*Quoted passage*.
"""
Deconvolution analysis documents the loss of projection neurons transcriptional identities in Sox2 and Nr2f1 mutants. Cell type abundance variation in Sox2 mutant and control (Sox2^flox/flox or Sox2^flox/+) samples (A) and Nr2f1 mutant and control (Nr2f1^flox/flox or Nr2f1^flox/+) samples (B) expressed as fraction of cells of a given type gained or lost with respect to the average abundance across all samples considered. The cell types considered are those defined by their scRNA-seq transcriptional identity in (Kalish et al., 2018). Data (estimated fraction of each cell type) for all three mutant and control samples are shown numerically in Table S4 and graphically in A, B.

Fig. 4.
"""
*Exercises*.
[a] Duplicate the stretch of the Sox2 and Nr2f1 figure legend from "Deconvolution analysis documents" through "graphically in A, B.".
[b] Write the next part of the Sox2 and Nr2f1 figure legend, picking up right after its last line.
The rows are drawn from a separate source.

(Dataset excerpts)
"""
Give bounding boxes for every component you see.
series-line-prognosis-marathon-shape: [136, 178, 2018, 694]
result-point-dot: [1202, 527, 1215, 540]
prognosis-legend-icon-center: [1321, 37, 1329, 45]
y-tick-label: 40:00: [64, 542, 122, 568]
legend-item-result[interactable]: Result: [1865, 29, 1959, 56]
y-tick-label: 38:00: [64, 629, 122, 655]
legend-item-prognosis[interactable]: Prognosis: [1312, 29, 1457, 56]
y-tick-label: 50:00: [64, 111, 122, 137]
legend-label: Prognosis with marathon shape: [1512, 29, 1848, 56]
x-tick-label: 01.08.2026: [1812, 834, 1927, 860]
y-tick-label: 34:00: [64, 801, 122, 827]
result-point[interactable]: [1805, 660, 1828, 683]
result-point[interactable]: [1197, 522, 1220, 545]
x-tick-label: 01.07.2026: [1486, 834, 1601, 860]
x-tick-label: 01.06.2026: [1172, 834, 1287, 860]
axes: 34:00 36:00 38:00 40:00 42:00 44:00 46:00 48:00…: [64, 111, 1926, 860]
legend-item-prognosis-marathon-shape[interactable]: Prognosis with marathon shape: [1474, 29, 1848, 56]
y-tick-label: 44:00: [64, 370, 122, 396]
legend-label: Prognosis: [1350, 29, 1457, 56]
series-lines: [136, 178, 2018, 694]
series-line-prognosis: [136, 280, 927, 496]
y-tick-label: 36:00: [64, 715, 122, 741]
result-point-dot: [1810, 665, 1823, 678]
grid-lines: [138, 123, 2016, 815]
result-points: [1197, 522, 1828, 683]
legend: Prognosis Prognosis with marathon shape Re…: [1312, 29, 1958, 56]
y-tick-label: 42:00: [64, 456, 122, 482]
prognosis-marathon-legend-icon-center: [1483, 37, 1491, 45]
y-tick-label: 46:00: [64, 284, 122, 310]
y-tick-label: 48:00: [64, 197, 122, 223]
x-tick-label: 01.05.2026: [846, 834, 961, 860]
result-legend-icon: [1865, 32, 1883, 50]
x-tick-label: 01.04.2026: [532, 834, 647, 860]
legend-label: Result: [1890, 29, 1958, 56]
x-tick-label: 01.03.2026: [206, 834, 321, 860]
"""
*Exercise responses*.
[a]
Deconvolution analysis documents the loss of projection neurons transcriptional identities in Sox2 and Nr2f1 mutants. Cell type abundance variation in Sox2 mutant and control (Sox2^flox/flox or Sox2^flox/+) samples (A) and Nr2f1 mutant and control (Nr2f1^flox/flox or Nr2f1^flox/+) samples (B) expressed as fraction of cells of a given type gained or lost with respect to the average abundance across all samples considered. The cell types considered are those defined by their scRNA-seq transcriptional identity in (Kalish et al., 2018). Data (estimated fraction of each cell type) for all three mutant and control samples are shown numerically in Table S4 and graphically in A, B.

[b]
ISH and immunofluorescence document Vgf and Sox5 downregulation in Sox2 and Nr2f1 thalamic mutants. (A) Top, ISH with Nr2f1, Vgf and Sox5 probes on coronal sections of E18.5 brains of Sox2 mutants (Sox2 cKO) and control littermates (Sox2^flox/flox or Sox2^flox/+). Bottom, ISH with Sox2, Vgf and Sox5 on coronal sections of E18.5 brains of Nr2f1 mutants (Nr2f1 cKO) and control littermates (Nr2f1^flox/flox or Nr2f1^flox/+). At least four mutants and five controls were analyzed with each probe. Arrows indicate the dLGN. Note reduced expression of Vgf and Sox5 in the dLGN of both mutants compared to the respective controls. Nr2f1 and Sox2 appear very slightly affected in the Sox2 mutant and Nr2f1 mutant, respectively. Scale bar: 200 µm. (B) IF with antibodies recognizing SOX5 (red) on coronal sections of E18.5 brains of controls (Sox2^flox/flox, Sox2^flox/+; Nr2f1^flox/flox, Nr2f1^flox/+), Sox2 CKO and Nr2f1 CKO. DAPI (blue) marks nuclei. At this stage, the dLGN is only modestly reduced in the mutants (Chou et al., 2013; Armentano et al., 2007). Arrows point to SOX5-positive cells within the dLGN region. Note the reduction of the SOX5-positive area in the Sox2 and Nr2f1 mutant dLGN. SOX5 positivity is not altered in the adjacent hippocampal region in mutants. Scale bar: 200 µm. (C) Graphs show the quantification of SOX5 pixel intensity within the dashed rectangles in B, in controls, Sox2 cKO and Nr2f1 cKO dLGNs. Large dots represent the mean intensity for each brain analyzed and the small dots represent each individual measurement. Mean±s.e.m. is indicated. *P<0.05, **P<0.01, ***P<0.001; unpaired t-test. The results shown are representative of n=4 mutants and n=4 control brains analyzed.